WORK TO COMPLETE: From the records below, extract all the text exactly and leave the images behind.

### TASK INPUT

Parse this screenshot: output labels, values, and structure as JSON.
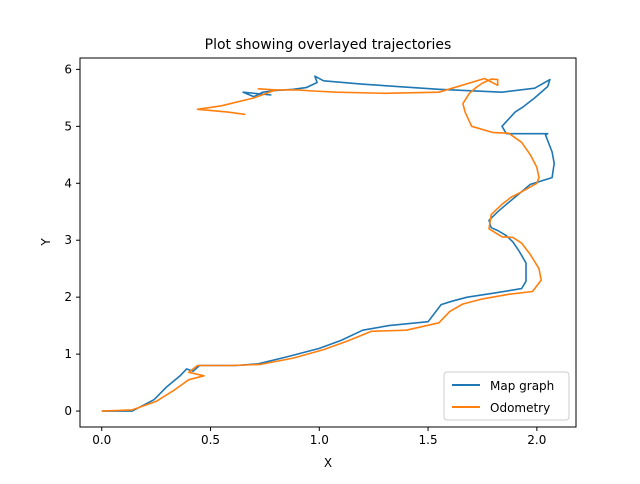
{
  "chart_data": {
    "type": "line",
    "title": "Plot showing overlayed trajectories",
    "xlabel": "X",
    "ylabel": "Y",
    "xlim": [
      -0.1,
      2.18
    ],
    "ylim": [
      -0.28,
      6.2
    ],
    "xticks": [
      0.0,
      0.5,
      1.0,
      1.5,
      2.0
    ],
    "xtick_labels": [
      "0.0",
      "0.5",
      "1.0",
      "1.5",
      "2.0"
    ],
    "yticks": [
      0,
      1,
      2,
      3,
      4,
      5,
      6
    ],
    "ytick_labels": [
      "0",
      "1",
      "2",
      "3",
      "4",
      "5",
      "6"
    ],
    "grid": false,
    "legend_position": "lower-right",
    "series": [
      {
        "name": "Map graph",
        "color": "#1f77b4",
        "x": [
          0.0,
          0.14,
          0.24,
          0.3,
          0.36,
          0.39,
          0.42,
          0.45,
          0.62,
          0.72,
          0.86,
          1.0,
          1.1,
          1.2,
          1.32,
          1.5,
          1.56,
          1.61,
          1.68,
          1.8,
          1.93,
          1.95,
          1.95,
          1.92,
          1.89,
          1.86,
          1.82,
          1.79,
          1.78,
          1.82,
          1.86,
          1.93,
          1.97,
          2.07,
          2.08,
          2.07,
          2.04,
          2.05,
          1.96,
          1.86,
          1.84,
          1.9,
          1.94,
          1.99,
          2.05,
          2.06,
          1.99,
          1.84,
          1.55,
          1.2,
          1.02,
          0.98,
          0.99,
          0.94,
          0.88,
          0.8,
          0.74,
          0.7,
          0.65,
          0.78
        ],
        "y": [
          0.0,
          0.0,
          0.2,
          0.43,
          0.62,
          0.74,
          0.7,
          0.8,
          0.8,
          0.83,
          0.96,
          1.1,
          1.24,
          1.42,
          1.5,
          1.57,
          1.87,
          1.93,
          2.0,
          2.07,
          2.15,
          2.28,
          2.6,
          2.8,
          2.97,
          3.08,
          3.17,
          3.22,
          3.35,
          3.5,
          3.63,
          3.85,
          3.98,
          4.1,
          4.35,
          4.55,
          4.85,
          4.87,
          4.87,
          4.87,
          5.0,
          5.25,
          5.35,
          5.5,
          5.7,
          5.82,
          5.67,
          5.6,
          5.65,
          5.74,
          5.8,
          5.88,
          5.77,
          5.68,
          5.65,
          5.63,
          5.6,
          5.52,
          5.6,
          5.55
        ]
      },
      {
        "name": "Odometry",
        "color": "#ff7f0e",
        "x": [
          0.0,
          0.14,
          0.25,
          0.33,
          0.4,
          0.47,
          0.4,
          0.44,
          0.6,
          0.73,
          0.88,
          1.02,
          1.13,
          1.24,
          1.4,
          1.55,
          1.6,
          1.66,
          1.75,
          1.87,
          1.98,
          2.02,
          2.01,
          1.97,
          1.93,
          1.89,
          1.84,
          1.78,
          1.79,
          1.84,
          1.88,
          1.93,
          2.0,
          2.01,
          2.0,
          1.97,
          1.93,
          1.87,
          1.8,
          1.7,
          1.67,
          1.66,
          1.69,
          1.72,
          1.75,
          1.79,
          1.82,
          1.82,
          1.76,
          1.55,
          1.3,
          1.08,
          0.97,
          0.9,
          0.8,
          0.72,
          0.8,
          0.7,
          0.55,
          0.44,
          0.58,
          0.66
        ],
        "y": [
          0.0,
          0.02,
          0.17,
          0.36,
          0.55,
          0.62,
          0.68,
          0.8,
          0.8,
          0.82,
          0.93,
          1.08,
          1.23,
          1.4,
          1.42,
          1.55,
          1.75,
          1.88,
          1.97,
          2.05,
          2.1,
          2.3,
          2.5,
          2.75,
          2.95,
          3.05,
          3.06,
          3.2,
          3.45,
          3.63,
          3.75,
          3.85,
          4.0,
          4.1,
          4.28,
          4.5,
          4.72,
          4.88,
          4.89,
          5.0,
          5.25,
          5.4,
          5.58,
          5.68,
          5.76,
          5.83,
          5.82,
          5.72,
          5.84,
          5.6,
          5.58,
          5.6,
          5.62,
          5.64,
          5.64,
          5.66,
          5.64,
          5.5,
          5.36,
          5.3,
          5.25,
          5.21
        ]
      }
    ]
  }
}
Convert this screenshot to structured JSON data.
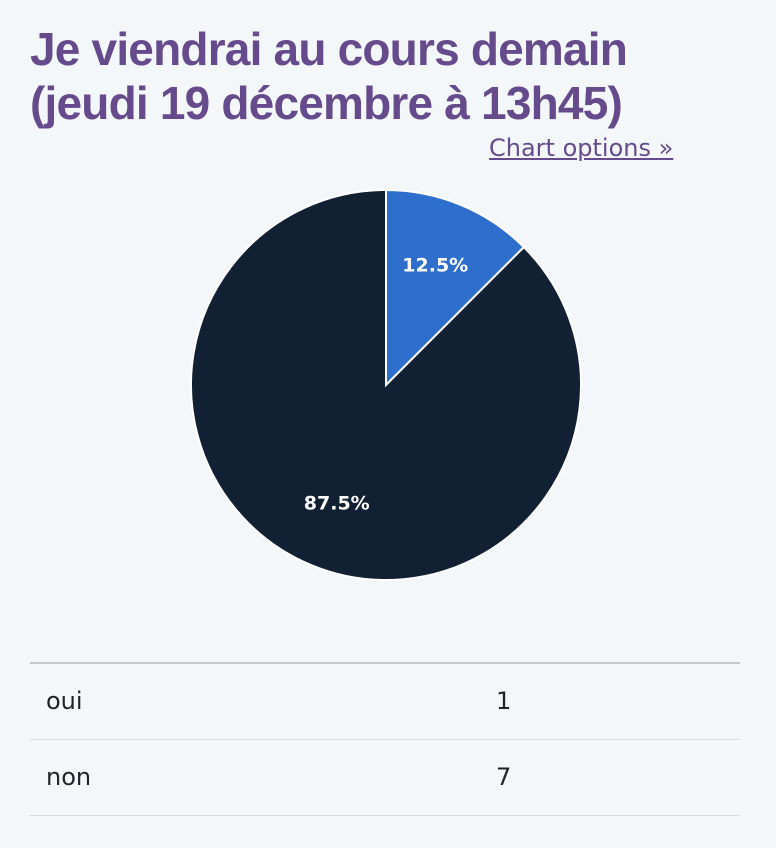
{
  "title": {
    "line1": "Je viendrai au cours demain",
    "line2": "(jeudi 19 décembre à 13h45)"
  },
  "chart_options_label": "Chart options »",
  "colors": {
    "title": "#664b8c",
    "oui": "#2e6fce",
    "non": "#112033",
    "slice_label": "#ffffff",
    "background": "#f4f7fa"
  },
  "chart_data": {
    "type": "pie",
    "categories": [
      "oui",
      "non"
    ],
    "values": [
      1,
      7
    ],
    "slice_labels": [
      "12.5%",
      "87.5%"
    ],
    "legend": "none"
  },
  "results": [
    {
      "label": "oui",
      "count": "1"
    },
    {
      "label": "non",
      "count": "7"
    }
  ]
}
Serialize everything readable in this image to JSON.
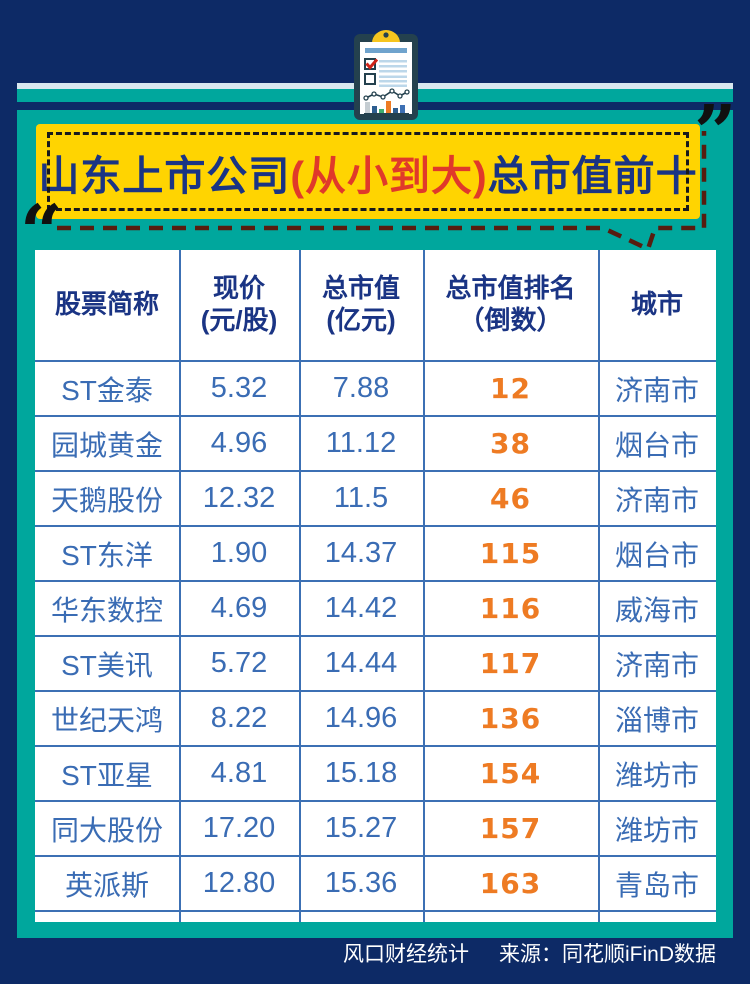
{
  "colors": {
    "background_navy": "#0d2a66",
    "panel_teal": "#00a79d",
    "banner_yellow": "#ffd401",
    "title_navy": "#1a3484",
    "title_red": "#e0392a",
    "table_text_blue": "#3a6cb4",
    "rank_orange": "#ee7b23",
    "grid_line_blue": "#3c70b4",
    "dashed_border_black": "#17191d",
    "dashed_shadow_maroon": "#571c0f",
    "footer_white": "#ffffff"
  },
  "title": {
    "part1": "山东上市公司",
    "highlight": "(从小到大)",
    "part2": "总市值前十"
  },
  "decor": {
    "quote_open": "“",
    "quote_close": "”",
    "clipboard_icon": "clipboard-checklist-chart"
  },
  "table": {
    "headers": [
      {
        "line1": "股票简称",
        "line2": ""
      },
      {
        "line1": "现价",
        "line2": "(元/股)"
      },
      {
        "line1": "总市值",
        "line2": "(亿元)"
      },
      {
        "line1": "总市值排名",
        "line2": "（倒数）"
      },
      {
        "line1": "城市",
        "line2": ""
      }
    ]
  },
  "chart_data": {
    "type": "table",
    "title": "山东上市公司(从小到大)总市值前十",
    "columns": [
      "股票简称",
      "现价(元/股)",
      "总市值(亿元)",
      "总市值排名（倒数）",
      "城市"
    ],
    "rows": [
      {
        "name": "ST金泰",
        "price": "5.32",
        "cap": "7.88",
        "rank": "12",
        "city": "济南市"
      },
      {
        "name": "园城黄金",
        "price": "4.96",
        "cap": "11.12",
        "rank": "38",
        "city": "烟台市"
      },
      {
        "name": "天鹅股份",
        "price": "12.32",
        "cap": "11.5",
        "rank": "46",
        "city": "济南市"
      },
      {
        "name": "ST东洋",
        "price": "1.90",
        "cap": "14.37",
        "rank": "115",
        "city": "烟台市"
      },
      {
        "name": "华东数控",
        "price": "4.69",
        "cap": "14.42",
        "rank": "116",
        "city": "威海市"
      },
      {
        "name": "ST美讯",
        "price": "5.72",
        "cap": "14.44",
        "rank": "117",
        "city": "济南市"
      },
      {
        "name": "世纪天鸿",
        "price": "8.22",
        "cap": "14.96",
        "rank": "136",
        "city": "淄博市"
      },
      {
        "name": "ST亚星",
        "price": "4.81",
        "cap": "15.18",
        "rank": "154",
        "city": "潍坊市"
      },
      {
        "name": "同大股份",
        "price": "17.20",
        "cap": "15.27",
        "rank": "157",
        "city": "潍坊市"
      },
      {
        "name": "英派斯",
        "price": "12.80",
        "cap": "15.36",
        "rank": "163",
        "city": "青岛市"
      }
    ]
  },
  "footer": {
    "credit": "风口财经统计",
    "source": "来源：同花顺iFinD数据"
  }
}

######

WRITTEN RESPONSE:
Parse this screenshot: output labels, values, and structure as JSON.
{
  "chart_data": {
    "type": "line",
    "title": "Plot showing overlayed trajectories",
    "xlabel": "X",
    "ylabel": "Y",
    "xlim": [
      -0.1,
      2.18
    ],
    "ylim": [
      -0.28,
      6.2
    ],
    "xticks": [
      0.0,
      0.5,
      1.0,
      1.5,
      2.0
    ],
    "xtick_labels": [
      "0.0",
      "0.5",
      "1.0",
      "1.5",
      "2.0"
    ],
    "yticks": [
      0,
      1,
      2,
      3,
      4,
      5,
      6
    ],
    "ytick_labels": [
      "0",
      "1",
      "2",
      "3",
      "4",
      "5",
      "6"
    ],
    "grid": false,
    "legend_position": "lower-right",
    "series": [
      {
        "name": "Map graph",
        "color": "#1f77b4",
        "x": [
          0.0,
          0.14,
          0.24,
          0.3,
          0.36,
          0.39,
          0.42,
          0.45,
          0.62,
          0.72,
          0.86,
          1.0,
          1.1,
          1.2,
          1.32,
          1.5,
          1.56,
          1.61,
          1.68,
          1.8,
          1.93,
          1.95,
          1.95,
          1.92,
          1.89,
          1.86,
          1.82,
          1.79,
          1.78,
          1.82,
          1.86,
          1.93,
          1.97,
          2.07,
          2.08,
          2.07,
          2.04,
          2.05,
          1.96,
          1.86,
          1.84,
          1.9,
          1.94,
          1.99,
          2.05,
          2.06,
          1.99,
          1.84,
          1.55,
          1.2,
          1.02,
          0.98,
          0.99,
          0.94,
          0.88,
          0.8,
          0.74,
          0.7,
          0.65,
          0.78
        ],
        "y": [
          0.0,
          0.0,
          0.2,
          0.43,
          0.62,
          0.74,
          0.7,
          0.8,
          0.8,
          0.83,
          0.96,
          1.1,
          1.24,
          1.42,
          1.5,
          1.57,
          1.87,
          1.93,
          2.0,
          2.07,
          2.15,
          2.28,
          2.6,
          2.8,
          2.97,
          3.08,
          3.17,
          3.22,
          3.35,
          3.5,
          3.63,
          3.85,
          3.98,
          4.1,
          4.35,
          4.55,
          4.85,
          4.87,
          4.87,
          4.87,
          5.0,
          5.25,
          5.35,
          5.5,
          5.7,
          5.82,
          5.67,
          5.6,
          5.65,
          5.74,
          5.8,
          5.88,
          5.77,
          5.68,
          5.65,
          5.63,
          5.6,
          5.52,
          5.6,
          5.55
        ]
      },
      {
        "name": "Odometry",
        "color": "#ff7f0e",
        "x": [
          0.0,
          0.14,
          0.25,
          0.33,
          0.4,
          0.47,
          0.4,
          0.44,
          0.6,
          0.73,
          0.88,
          1.02,
          1.13,
          1.24,
          1.4,
          1.55,
          1.6,
          1.66,
          1.75,
          1.87,
          1.98,
          2.02,
          2.01,
          1.97,
          1.93,
          1.89,
          1.84,
          1.78,
          1.79,
          1.84,
          1.88,
          1.93,
          2.0,
          2.01,
          2.0,
          1.97,
          1.93,
          1.87,
          1.8,
          1.7,
          1.67,
          1.66,
          1.69,
          1.72,
          1.75,
          1.79,
          1.82,
          1.82,
          1.76,
          1.55,
          1.3,
          1.08,
          0.97,
          0.9,
          0.8,
          0.72,
          0.8,
          0.7,
          0.55,
          0.44,
          0.58,
          0.66
        ],
        "y": [
          0.0,
          0.02,
          0.17,
          0.36,
          0.55,
          0.62,
          0.68,
          0.8,
          0.8,
          0.82,
          0.93,
          1.08,
          1.23,
          1.4,
          1.42,
          1.55,
          1.75,
          1.88,
          1.97,
          2.05,
          2.1,
          2.3,
          2.5,
          2.75,
          2.95,
          3.05,
          3.06,
          3.2,
          3.45,
          3.63,
          3.75,
          3.85,
          4.0,
          4.1,
          4.28,
          4.5,
          4.72,
          4.88,
          4.89,
          5.0,
          5.25,
          5.4,
          5.58,
          5.68,
          5.76,
          5.83,
          5.82,
          5.72,
          5.84,
          5.6,
          5.58,
          5.6,
          5.62,
          5.64,
          5.64,
          5.66,
          5.64,
          5.5,
          5.36,
          5.3,
          5.25,
          5.21
        ]
      }
    ]
  }
}
Convert this screenshot to structured JSON data.
{
  "title": {
    "line1": "Je viendrai au cours demain",
    "line2": "(jeudi 19 décembre à 13h45)"
  },
  "chart_options_label": "Chart options »",
  "colors": {
    "title": "#664b8c",
    "oui": "#2e6fce",
    "non": "#112033",
    "slice_label": "#ffffff",
    "background": "#f4f7fa"
  },
  "chart_data": {
    "type": "pie",
    "categories": [
      "oui",
      "non"
    ],
    "values": [
      1,
      7
    ],
    "slice_labels": [
      "12.5%",
      "87.5%"
    ],
    "legend": "none"
  },
  "results": [
    {
      "label": "oui",
      "count": "1"
    },
    {
      "label": "non",
      "count": "7"
    }
  ]
}
Serialize everything readable in this image to JSON.
{
  "colors": {
    "background_navy": "#0d2a66",
    "panel_teal": "#00a79d",
    "banner_yellow": "#ffd401",
    "title_navy": "#1a3484",
    "title_red": "#e0392a",
    "table_text_blue": "#3a6cb4",
    "rank_orange": "#ee7b23",
    "grid_line_blue": "#3c70b4",
    "dashed_border_black": "#17191d",
    "dashed_shadow_maroon": "#571c0f",
    "footer_white": "#ffffff"
  },
  "title": {
    "part1": "山东上市公司",
    "highlight": "(从小到大)",
    "part2": "总市值前十"
  },
  "decor": {
    "quote_open": "“",
    "quote_close": "”",
    "clipboard_icon": "clipboard-checklist-chart"
  },
  "table": {
    "headers": [
      {
        "line1": "股票简称",
        "line2": ""
      },
      {
        "line1": "现价",
        "line2": "(元/股)"
      },
      {
        "line1": "总市值",
        "line2": "(亿元)"
      },
      {
        "line1": "总市值排名",
        "line2": "（倒数）"
      },
      {
        "line1": "城市",
        "line2": ""
      }
    ]
  },
  "chart_data": {
    "type": "table",
    "title": "山东上市公司(从小到大)总市值前十",
    "columns": [
      "股票简称",
      "现价(元/股)",
      "总市值(亿元)",
      "总市值排名（倒数）",
      "城市"
    ],
    "rows": [
      {
        "name": "ST金泰",
        "price": "5.32",
        "cap": "7.88",
        "rank": "12",
        "city": "济南市"
      },
      {
        "name": "园城黄金",
        "price": "4.96",
        "cap": "11.12",
        "rank": "38",
        "city": "烟台市"
      },
      {
        "name": "天鹅股份",
        "price": "12.32",
        "cap": "11.5",
        "rank": "46",
        "city": "济南市"
      },
      {
        "name": "ST东洋",
        "price": "1.90",
        "cap": "14.37",
        "rank": "115",
        "city": "烟台市"
      },
      {
        "name": "华东数控",
        "price": "4.69",
        "cap": "14.42",
        "rank": "116",
        "city": "威海市"
      },
      {
        "name": "ST美讯",
        "price": "5.72",
        "cap": "14.44",
        "rank": "117",
        "city": "济南市"
      },
      {
        "name": "世纪天鸿",
        "price": "8.22",
        "cap": "14.96",
        "rank": "136",
        "city": "淄博市"
      },
      {
        "name": "ST亚星",
        "price": "4.81",
        "cap": "15.18",
        "rank": "154",
        "city": "潍坊市"
      },
      {
        "name": "同大股份",
        "price": "17.20",
        "cap": "15.27",
        "rank": "157",
        "city": "潍坊市"
      },
      {
        "name": "英派斯",
        "price": "12.80",
        "cap": "15.36",
        "rank": "163",
        "city": "青岛市"
      }
    ]
  },
  "footer": {
    "credit": "风口财经统计",
    "source": "来源：同花顺iFinD数据"
  }
}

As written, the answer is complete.